- **OBJECTIVE**: Without omitting anything, return the records precisely as given.

- **AVAILABLE DATA**:
BEGIN

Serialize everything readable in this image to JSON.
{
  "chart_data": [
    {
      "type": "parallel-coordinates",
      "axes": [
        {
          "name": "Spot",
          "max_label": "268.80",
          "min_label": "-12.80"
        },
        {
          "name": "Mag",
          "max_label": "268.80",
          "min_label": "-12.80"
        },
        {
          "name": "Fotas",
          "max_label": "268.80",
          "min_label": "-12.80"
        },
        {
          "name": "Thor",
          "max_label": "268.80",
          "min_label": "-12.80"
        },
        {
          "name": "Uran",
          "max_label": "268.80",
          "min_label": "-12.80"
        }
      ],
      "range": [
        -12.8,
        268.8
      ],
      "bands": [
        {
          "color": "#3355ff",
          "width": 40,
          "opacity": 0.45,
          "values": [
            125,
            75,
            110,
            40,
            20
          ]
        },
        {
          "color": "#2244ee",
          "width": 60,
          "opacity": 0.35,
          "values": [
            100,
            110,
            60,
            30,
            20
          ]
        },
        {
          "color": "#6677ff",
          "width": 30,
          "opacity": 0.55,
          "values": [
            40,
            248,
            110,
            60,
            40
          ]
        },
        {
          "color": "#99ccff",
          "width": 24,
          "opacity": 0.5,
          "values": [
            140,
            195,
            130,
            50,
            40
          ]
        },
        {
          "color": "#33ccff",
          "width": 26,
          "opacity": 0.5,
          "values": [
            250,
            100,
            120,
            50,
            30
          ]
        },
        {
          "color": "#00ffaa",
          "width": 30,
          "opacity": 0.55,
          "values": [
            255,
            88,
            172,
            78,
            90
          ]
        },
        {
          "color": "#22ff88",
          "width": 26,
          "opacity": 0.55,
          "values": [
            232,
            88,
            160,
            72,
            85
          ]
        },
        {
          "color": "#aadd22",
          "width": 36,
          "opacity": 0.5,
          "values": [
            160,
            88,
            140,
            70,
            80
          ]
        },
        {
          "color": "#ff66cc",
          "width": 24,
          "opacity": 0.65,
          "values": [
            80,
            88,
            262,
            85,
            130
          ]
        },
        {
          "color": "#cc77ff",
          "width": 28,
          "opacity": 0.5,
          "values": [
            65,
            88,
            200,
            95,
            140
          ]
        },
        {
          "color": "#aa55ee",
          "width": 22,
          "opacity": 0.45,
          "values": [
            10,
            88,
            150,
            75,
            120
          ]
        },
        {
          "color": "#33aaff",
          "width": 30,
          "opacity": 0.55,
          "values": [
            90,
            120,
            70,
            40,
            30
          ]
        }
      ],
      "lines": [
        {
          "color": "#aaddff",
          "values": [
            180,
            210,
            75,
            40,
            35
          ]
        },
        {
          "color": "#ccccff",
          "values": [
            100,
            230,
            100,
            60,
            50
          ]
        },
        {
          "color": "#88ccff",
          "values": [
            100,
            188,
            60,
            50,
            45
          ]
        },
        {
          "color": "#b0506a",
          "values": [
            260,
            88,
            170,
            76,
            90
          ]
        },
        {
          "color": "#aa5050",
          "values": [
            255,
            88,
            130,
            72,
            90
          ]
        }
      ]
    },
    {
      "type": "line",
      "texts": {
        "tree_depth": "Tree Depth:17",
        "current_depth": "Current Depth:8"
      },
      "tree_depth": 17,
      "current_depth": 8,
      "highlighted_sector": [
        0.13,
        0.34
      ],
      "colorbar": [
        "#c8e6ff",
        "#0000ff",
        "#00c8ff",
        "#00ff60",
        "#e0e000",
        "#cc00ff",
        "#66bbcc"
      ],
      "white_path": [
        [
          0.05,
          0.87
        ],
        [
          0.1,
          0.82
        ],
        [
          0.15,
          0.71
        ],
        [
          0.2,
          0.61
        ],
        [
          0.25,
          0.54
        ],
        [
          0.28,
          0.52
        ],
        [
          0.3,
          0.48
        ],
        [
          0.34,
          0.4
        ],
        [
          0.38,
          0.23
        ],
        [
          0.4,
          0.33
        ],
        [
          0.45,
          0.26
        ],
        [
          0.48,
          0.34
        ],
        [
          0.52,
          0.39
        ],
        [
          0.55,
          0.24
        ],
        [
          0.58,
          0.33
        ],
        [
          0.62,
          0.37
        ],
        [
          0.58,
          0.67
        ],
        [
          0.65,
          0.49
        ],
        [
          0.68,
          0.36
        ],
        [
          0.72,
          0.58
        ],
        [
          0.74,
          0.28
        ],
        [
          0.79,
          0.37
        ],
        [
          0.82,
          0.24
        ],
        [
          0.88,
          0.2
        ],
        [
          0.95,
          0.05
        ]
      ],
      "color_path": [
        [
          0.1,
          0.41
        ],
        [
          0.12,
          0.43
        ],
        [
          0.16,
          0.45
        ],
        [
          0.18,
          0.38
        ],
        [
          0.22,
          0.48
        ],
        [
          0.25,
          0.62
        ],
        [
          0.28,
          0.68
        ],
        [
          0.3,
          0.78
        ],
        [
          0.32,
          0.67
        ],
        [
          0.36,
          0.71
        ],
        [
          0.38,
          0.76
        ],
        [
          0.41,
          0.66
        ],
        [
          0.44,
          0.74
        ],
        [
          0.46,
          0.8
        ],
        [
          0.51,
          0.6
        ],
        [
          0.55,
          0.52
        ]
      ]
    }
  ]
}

END

- **RESPONSE TO THE EXERCISE**:
Serialize everything readable in this image to JSON.
{
  "chart_data": [
    {
      "type": "parallel-coordinates",
      "axes": [
        {
          "name": "Spot",
          "max_label": "268.80",
          "min_label": "-12.80"
        },
        {
          "name": "Mag",
          "max_label": "268.80",
          "min_label": "-12.80"
        },
        {
          "name": "Fotas",
          "max_label": "268.80",
          "min_label": "-12.80"
        },
        {
          "name": "Thor",
          "max_label": "268.80",
          "min_label": "-12.80"
        },
        {
          "name": "Uran",
          "max_label": "268.80",
          "min_label": "-12.80"
        }
      ],
      "range": [
        -12.8,
        268.8
      ],
      "bands": [
        {
          "color": "#3355ff",
          "width": 40,
          "opacity": 0.45,
          "values": [
            125,
            75,
            110,
            40,
            20
          ]
        },
        {
          "color": "#2244ee",
          "width": 60,
          "opacity": 0.35,
          "values": [
            100,
            110,
            60,
            30,
            20
          ]
        },
        {
          "color": "#6677ff",
          "width": 30,
          "opacity": 0.55,
          "values": [
            40,
            248,
            110,
            60,
            40
          ]
        },
        {
          "color": "#99ccff",
          "width": 24,
          "opacity": 0.5,
          "values": [
            140,
            195,
            130,
            50,
            40
          ]
        },
        {
          "color": "#33ccff",
          "width": 26,
          "opacity": 0.5,
          "values": [
            250,
            100,
            120,
            50,
            30
          ]
        },
        {
          "color": "#00ffaa",
          "width": 30,
          "opacity": 0.55,
          "values": [
            255,
            88,
            172,
            78,
            90
          ]
        },
        {
          "color": "#22ff88",
          "width": 26,
          "opacity": 0.55,
          "values": [
            232,
            88,
            160,
            72,
            85
          ]
        },
        {
          "color": "#aadd22",
          "width": 36,
          "opacity": 0.5,
          "values": [
            160,
            88,
            140,
            70,
            80
          ]
        },
        {
          "color": "#ff66cc",
          "width": 24,
          "opacity": 0.65,
          "values": [
            80,
            88,
            262,
            85,
            130
          ]
        },
        {
          "color": "#cc77ff",
          "width": 28,
          "opacity": 0.5,
          "values": [
            65,
            88,
            200,
            95,
            140
          ]
        },
        {
          "color": "#aa55ee",
          "width": 22,
          "opacity": 0.45,
          "values": [
            10,
            88,
            150,
            75,
            120
          ]
        },
        {
          "color": "#33aaff",
          "width": 30,
          "opacity": 0.55,
          "values": [
            90,
            120,
            70,
            40,
            30
          ]
        }
      ],
      "lines": [
        {
          "color": "#aaddff",
          "values": [
            180,
            210,
            75,
            40,
            35
          ]
        },
        {
          "color": "#ccccff",
          "values": [
            100,
            230,
            100,
            60,
            50
          ]
        },
        {
          "color": "#88ccff",
          "values": [
            100,
            188,
            60,
            50,
            45
          ]
        },
        {
          "color": "#b0506a",
          "values": [
            260,
            88,
            170,
            76,
            90
          ]
        },
        {
          "color": "#aa5050",
          "values": [
            255,
            88,
            130,
            72,
            90
          ]
        }
      ]
    },
    {
      "type": "line",
      "texts": {
        "tree_depth": "Tree Depth:17",
        "current_depth": "Current Depth:8"
      },
      "tree_depth": 17,
      "current_depth": 8,
      "highlighted_sector": [
        0.13,
        0.34
      ],
      "colorbar": [
        "#c8e6ff",
        "#0000ff",
        "#00c8ff",
        "#00ff60",
        "#e0e000",
        "#cc00ff",
        "#66bbcc"
      ],
      "white_path": [
        [
          0.05,
          0.87
        ],
        [
          0.1,
          0.82
        ],
        [
          0.15,
          0.71
        ],
        [
          0.2,
          0.61
        ],
        [
          0.25,
          0.54
        ],
        [
          0.28,
          0.52
        ],
        [
          0.3,
          0.48
        ],
        [
          0.34,
          0.4
        ],
        [
          0.38,
          0.23
        ],
        [
          0.4,
          0.33
        ],
        [
          0.45,
          0.26
        ],
        [
          0.48,
          0.34
        ],
        [
          0.52,
          0.39
        ],
        [
          0.55,
          0.24
        ],
        [
          0.58,
          0.33
        ],
        [
          0.62,
          0.37
        ],
        [
          0.58,
          0.67
        ],
        [
          0.65,
          0.49
        ],
        [
          0.68,
          0.36
        ],
        [
          0.72,
          0.58
        ],
        [
          0.74,
          0.28
        ],
        [
          0.79,
          0.37
        ],
        [
          0.82,
          0.24
        ],
        [
          0.88,
          0.2
        ],
        [
          0.95,
          0.05
        ]
      ],
      "color_path": [
        [
          0.1,
          0.41
        ],
        [
          0.12,
          0.43
        ],
        [
          0.16,
          0.45
        ],
        [
          0.18,
          0.38
        ],
        [
          0.22,
          0.48
        ],
        [
          0.25,
          0.62
        ],
        [
          0.28,
          0.68
        ],
        [
          0.3,
          0.78
        ],
        [
          0.32,
          0.67
        ],
        [
          0.36,
          0.71
        ],
        [
          0.38,
          0.76
        ],
        [
          0.41,
          0.66
        ],
        [
          0.44,
          0.74
        ],
        [
          0.46,
          0.8
        ],
        [
          0.51,
          0.6
        ],
        [
          0.55,
          0.52
        ]
      ]
    }
  ]
}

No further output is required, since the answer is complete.